» **Work to complete**
Quote all of the data exactly as given. Skip every picture it contains.

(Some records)
┄┄┄┄┄┄┄┄┄┄

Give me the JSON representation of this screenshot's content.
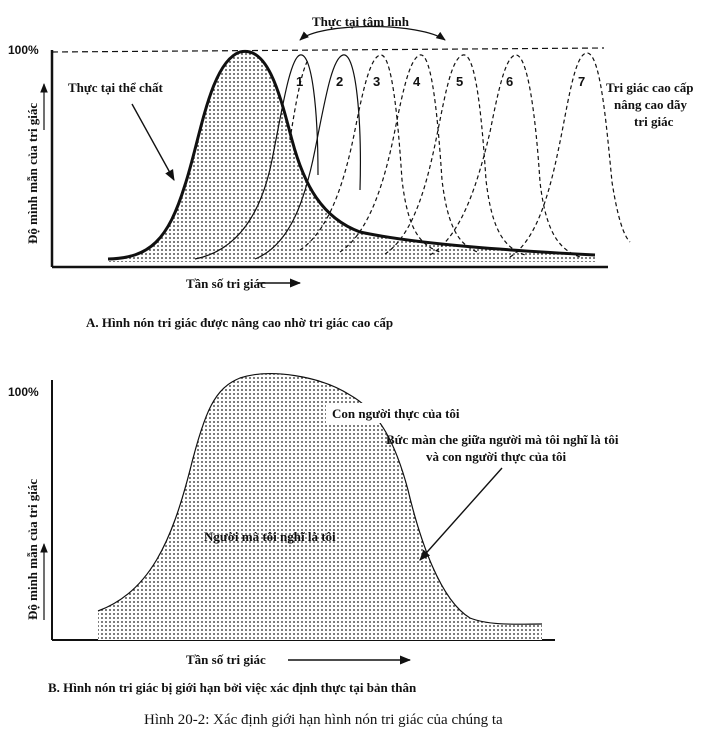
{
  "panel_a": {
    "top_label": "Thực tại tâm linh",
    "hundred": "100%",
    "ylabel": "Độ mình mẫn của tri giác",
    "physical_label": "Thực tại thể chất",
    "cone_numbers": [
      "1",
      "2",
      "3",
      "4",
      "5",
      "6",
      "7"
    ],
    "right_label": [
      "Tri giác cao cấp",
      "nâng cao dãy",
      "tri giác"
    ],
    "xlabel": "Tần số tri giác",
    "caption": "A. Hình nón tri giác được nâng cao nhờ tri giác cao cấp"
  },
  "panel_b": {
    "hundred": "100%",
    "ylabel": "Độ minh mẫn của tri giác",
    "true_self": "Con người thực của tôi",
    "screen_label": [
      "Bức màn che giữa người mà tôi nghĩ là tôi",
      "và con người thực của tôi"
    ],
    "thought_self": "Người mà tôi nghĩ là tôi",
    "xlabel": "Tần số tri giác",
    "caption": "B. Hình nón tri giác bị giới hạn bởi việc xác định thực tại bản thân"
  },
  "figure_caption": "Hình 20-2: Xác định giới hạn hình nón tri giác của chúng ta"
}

┄┄┄┄┄┄┄┄┄┄

» **Expected answer**
Give me the JSON representation of this screenshot's content.
{
  "panel_a": {
    "top_label": "Thực tại tâm linh",
    "hundred": "100%",
    "ylabel": "Độ mình mẫn của tri giác",
    "physical_label": "Thực tại thể chất",
    "cone_numbers": [
      "1",
      "2",
      "3",
      "4",
      "5",
      "6",
      "7"
    ],
    "right_label": [
      "Tri giác cao cấp",
      "nâng cao dãy",
      "tri giác"
    ],
    "xlabel": "Tần số tri giác",
    "caption": "A. Hình nón tri giác được nâng cao nhờ tri giác cao cấp"
  },
  "panel_b": {
    "hundred": "100%",
    "ylabel": "Độ minh mẫn của tri giác",
    "true_self": "Con người thực của tôi",
    "screen_label": [
      "Bức màn che giữa người mà tôi nghĩ là tôi",
      "và con người thực của tôi"
    ],
    "thought_self": "Người mà tôi nghĩ là tôi",
    "xlabel": "Tần số tri giác",
    "caption": "B. Hình nón tri giác bị giới hạn bởi việc xác định thực tại bản thân"
  },
  "figure_caption": "Hình 20-2: Xác định giới hạn hình nón tri giác của chúng ta"
}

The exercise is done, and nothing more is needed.